→ Challenge
How many lines of these entries hold the string "most"? Answer with the number alone.

→ Stored entries
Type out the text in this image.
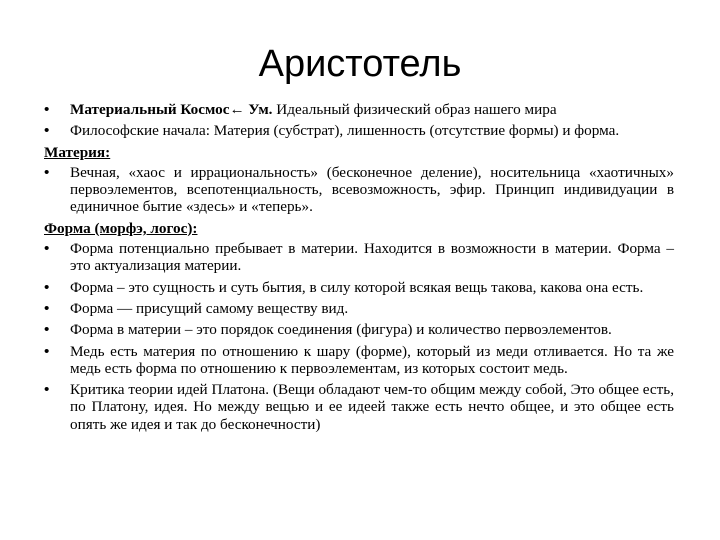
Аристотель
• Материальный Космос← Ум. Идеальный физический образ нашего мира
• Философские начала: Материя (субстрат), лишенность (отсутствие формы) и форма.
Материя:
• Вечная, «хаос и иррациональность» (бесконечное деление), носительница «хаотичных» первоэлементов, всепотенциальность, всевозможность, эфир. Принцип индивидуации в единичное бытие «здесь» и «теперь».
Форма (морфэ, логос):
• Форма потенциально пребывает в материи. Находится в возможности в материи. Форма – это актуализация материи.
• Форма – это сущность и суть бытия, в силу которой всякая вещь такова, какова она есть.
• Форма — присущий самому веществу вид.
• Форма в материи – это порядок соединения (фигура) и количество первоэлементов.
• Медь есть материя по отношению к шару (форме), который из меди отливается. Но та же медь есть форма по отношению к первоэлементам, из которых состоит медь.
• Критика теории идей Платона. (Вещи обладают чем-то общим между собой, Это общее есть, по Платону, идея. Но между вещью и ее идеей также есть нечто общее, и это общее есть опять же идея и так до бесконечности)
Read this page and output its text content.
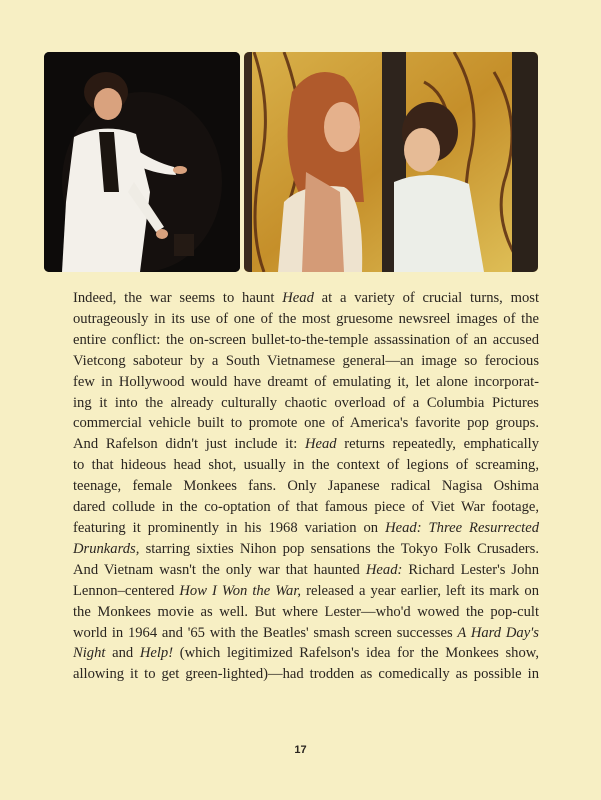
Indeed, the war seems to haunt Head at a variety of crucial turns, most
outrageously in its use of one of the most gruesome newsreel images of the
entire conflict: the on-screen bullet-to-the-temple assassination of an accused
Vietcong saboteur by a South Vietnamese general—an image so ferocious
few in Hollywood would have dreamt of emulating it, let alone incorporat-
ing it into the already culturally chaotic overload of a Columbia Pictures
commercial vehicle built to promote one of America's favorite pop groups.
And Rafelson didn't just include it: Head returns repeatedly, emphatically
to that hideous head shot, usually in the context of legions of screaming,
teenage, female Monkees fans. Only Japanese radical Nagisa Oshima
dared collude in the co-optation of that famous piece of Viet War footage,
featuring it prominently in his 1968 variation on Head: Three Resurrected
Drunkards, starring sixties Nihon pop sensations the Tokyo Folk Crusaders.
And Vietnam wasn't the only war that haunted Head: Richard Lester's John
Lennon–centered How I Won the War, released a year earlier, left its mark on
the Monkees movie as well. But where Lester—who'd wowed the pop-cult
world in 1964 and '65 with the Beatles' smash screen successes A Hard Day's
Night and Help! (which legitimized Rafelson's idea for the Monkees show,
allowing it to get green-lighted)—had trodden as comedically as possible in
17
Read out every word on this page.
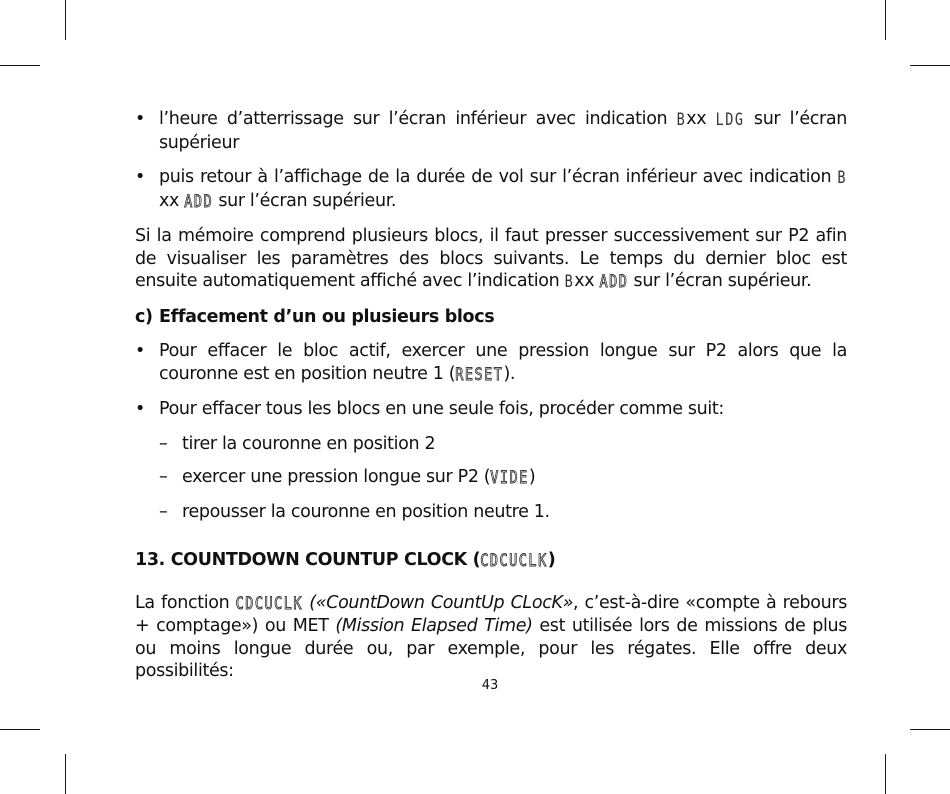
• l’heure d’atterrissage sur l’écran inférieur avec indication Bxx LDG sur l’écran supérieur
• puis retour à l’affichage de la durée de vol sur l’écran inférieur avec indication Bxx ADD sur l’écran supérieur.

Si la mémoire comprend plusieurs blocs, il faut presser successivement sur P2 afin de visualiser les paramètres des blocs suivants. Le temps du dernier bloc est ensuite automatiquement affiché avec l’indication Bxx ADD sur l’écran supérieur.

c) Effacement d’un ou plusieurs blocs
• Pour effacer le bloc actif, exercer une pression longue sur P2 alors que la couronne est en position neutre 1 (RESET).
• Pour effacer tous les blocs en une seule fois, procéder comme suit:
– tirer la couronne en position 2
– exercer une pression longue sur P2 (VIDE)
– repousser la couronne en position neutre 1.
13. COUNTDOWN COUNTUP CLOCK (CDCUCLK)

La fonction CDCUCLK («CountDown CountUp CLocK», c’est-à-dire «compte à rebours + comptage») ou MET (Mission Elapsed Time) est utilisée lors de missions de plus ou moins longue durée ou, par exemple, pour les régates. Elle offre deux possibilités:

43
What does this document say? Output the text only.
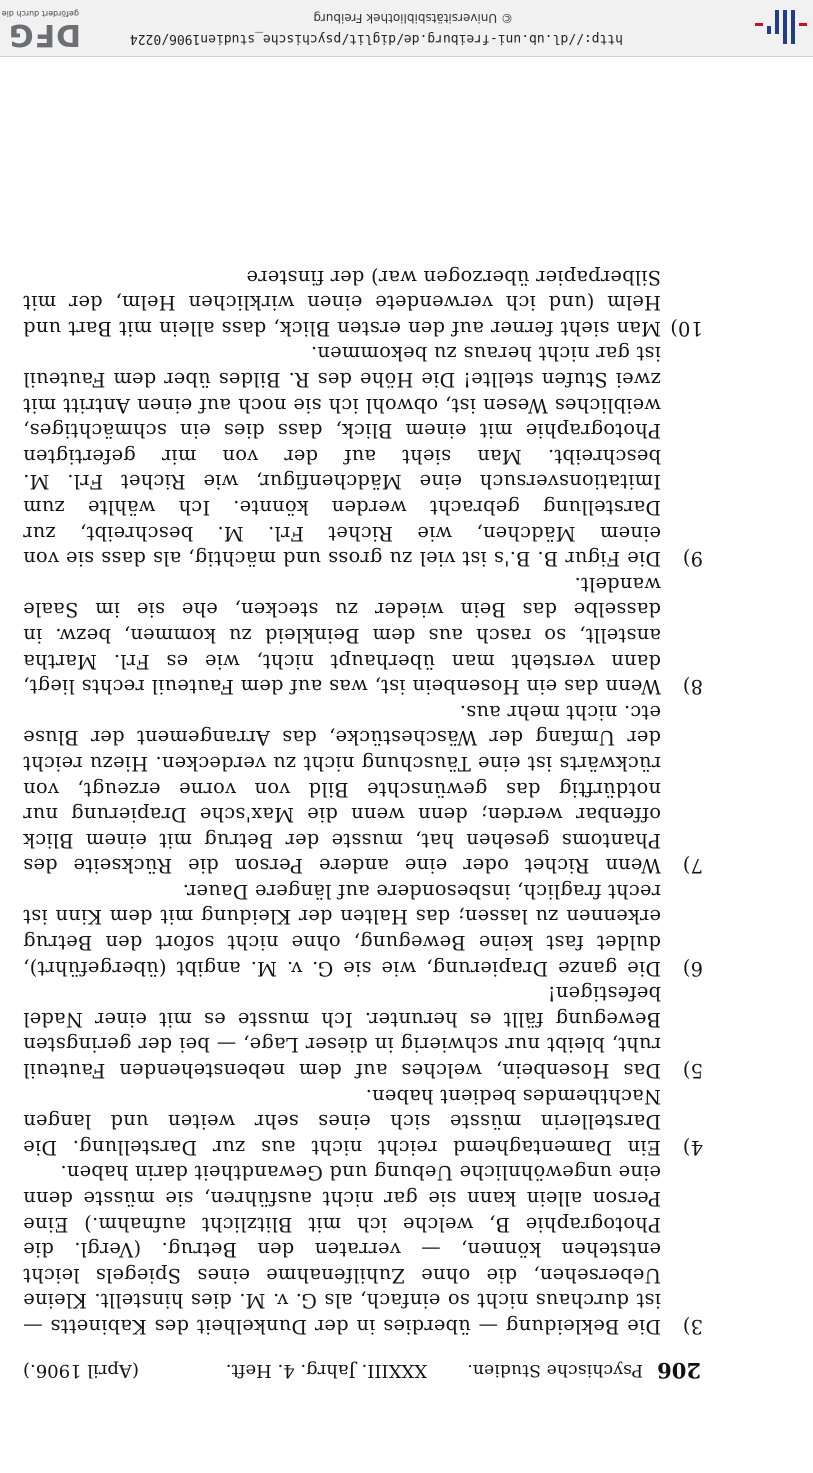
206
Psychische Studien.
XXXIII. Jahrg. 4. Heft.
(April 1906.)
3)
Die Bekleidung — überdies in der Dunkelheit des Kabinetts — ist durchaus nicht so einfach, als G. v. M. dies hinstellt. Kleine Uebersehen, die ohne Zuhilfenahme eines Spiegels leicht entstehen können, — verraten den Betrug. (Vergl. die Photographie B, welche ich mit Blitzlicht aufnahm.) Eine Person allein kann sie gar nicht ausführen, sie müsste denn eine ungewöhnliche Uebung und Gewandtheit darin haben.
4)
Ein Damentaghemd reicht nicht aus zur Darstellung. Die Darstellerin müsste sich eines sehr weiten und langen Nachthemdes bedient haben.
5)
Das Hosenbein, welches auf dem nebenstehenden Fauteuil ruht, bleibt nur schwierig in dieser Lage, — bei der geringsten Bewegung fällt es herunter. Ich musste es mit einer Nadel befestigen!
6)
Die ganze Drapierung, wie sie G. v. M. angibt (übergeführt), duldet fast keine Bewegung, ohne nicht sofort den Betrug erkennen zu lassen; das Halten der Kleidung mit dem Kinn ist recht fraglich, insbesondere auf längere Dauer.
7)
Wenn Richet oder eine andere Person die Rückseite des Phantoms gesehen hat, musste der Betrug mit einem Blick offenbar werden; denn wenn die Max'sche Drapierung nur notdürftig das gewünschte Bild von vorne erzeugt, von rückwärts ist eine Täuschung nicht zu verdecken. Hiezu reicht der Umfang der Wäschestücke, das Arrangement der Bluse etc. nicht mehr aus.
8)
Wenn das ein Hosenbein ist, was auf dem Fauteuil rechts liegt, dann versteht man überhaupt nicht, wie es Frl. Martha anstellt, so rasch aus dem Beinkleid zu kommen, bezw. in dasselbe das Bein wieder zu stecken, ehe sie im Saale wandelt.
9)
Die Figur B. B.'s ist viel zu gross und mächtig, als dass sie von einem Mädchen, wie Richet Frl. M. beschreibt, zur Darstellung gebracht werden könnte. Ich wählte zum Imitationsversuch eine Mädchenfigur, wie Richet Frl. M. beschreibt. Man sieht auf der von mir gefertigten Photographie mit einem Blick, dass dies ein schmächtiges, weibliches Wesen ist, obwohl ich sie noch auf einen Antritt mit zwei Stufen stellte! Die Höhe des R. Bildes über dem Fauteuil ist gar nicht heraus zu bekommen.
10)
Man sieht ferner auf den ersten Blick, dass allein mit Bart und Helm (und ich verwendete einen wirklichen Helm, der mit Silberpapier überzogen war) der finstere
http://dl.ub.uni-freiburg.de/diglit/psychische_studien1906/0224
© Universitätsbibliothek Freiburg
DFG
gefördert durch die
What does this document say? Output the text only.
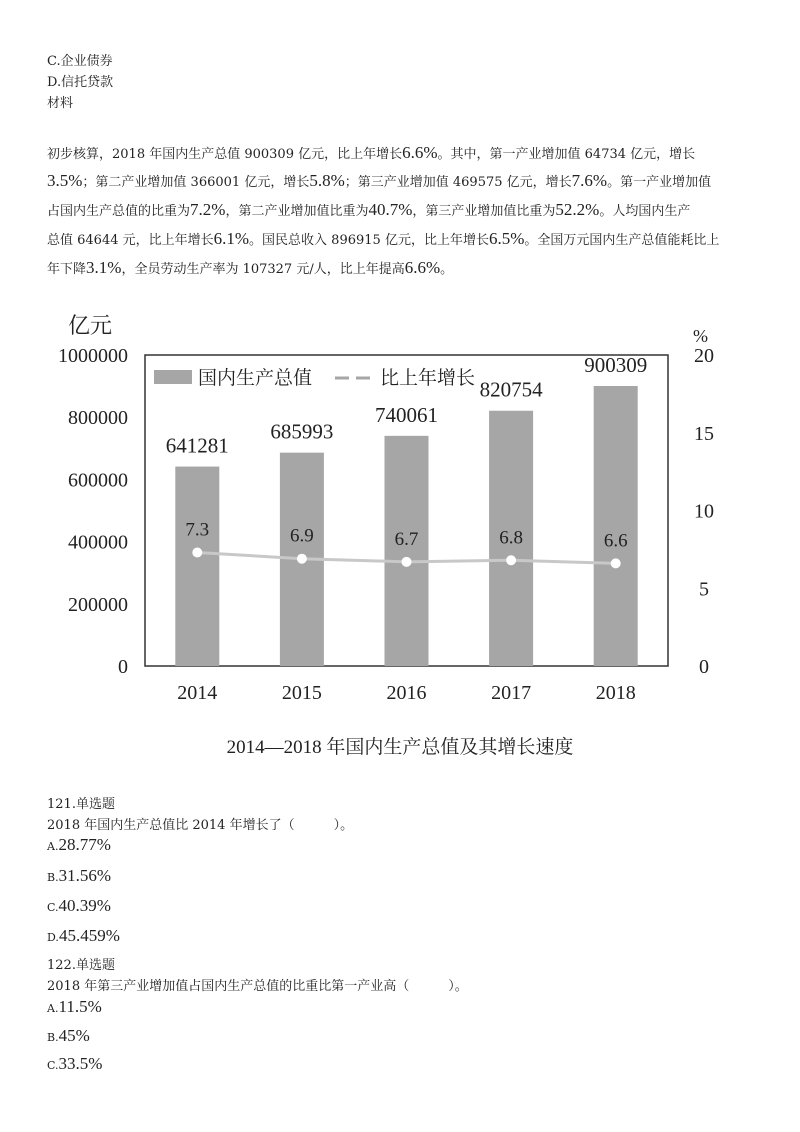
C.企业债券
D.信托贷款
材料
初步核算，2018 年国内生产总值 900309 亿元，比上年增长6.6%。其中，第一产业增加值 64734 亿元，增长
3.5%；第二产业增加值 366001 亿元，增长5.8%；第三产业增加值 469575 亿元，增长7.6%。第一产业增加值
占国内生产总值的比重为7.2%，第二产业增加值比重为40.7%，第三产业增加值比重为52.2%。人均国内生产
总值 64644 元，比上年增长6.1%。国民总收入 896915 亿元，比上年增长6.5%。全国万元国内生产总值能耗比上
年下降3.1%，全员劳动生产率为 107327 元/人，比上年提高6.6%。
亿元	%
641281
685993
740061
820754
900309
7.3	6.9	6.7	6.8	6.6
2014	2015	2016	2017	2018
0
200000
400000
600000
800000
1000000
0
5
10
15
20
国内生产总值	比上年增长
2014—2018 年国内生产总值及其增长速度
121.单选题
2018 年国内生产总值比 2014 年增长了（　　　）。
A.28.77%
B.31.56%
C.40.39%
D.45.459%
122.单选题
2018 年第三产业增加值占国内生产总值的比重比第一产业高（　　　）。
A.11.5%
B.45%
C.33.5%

→ Result for this task
2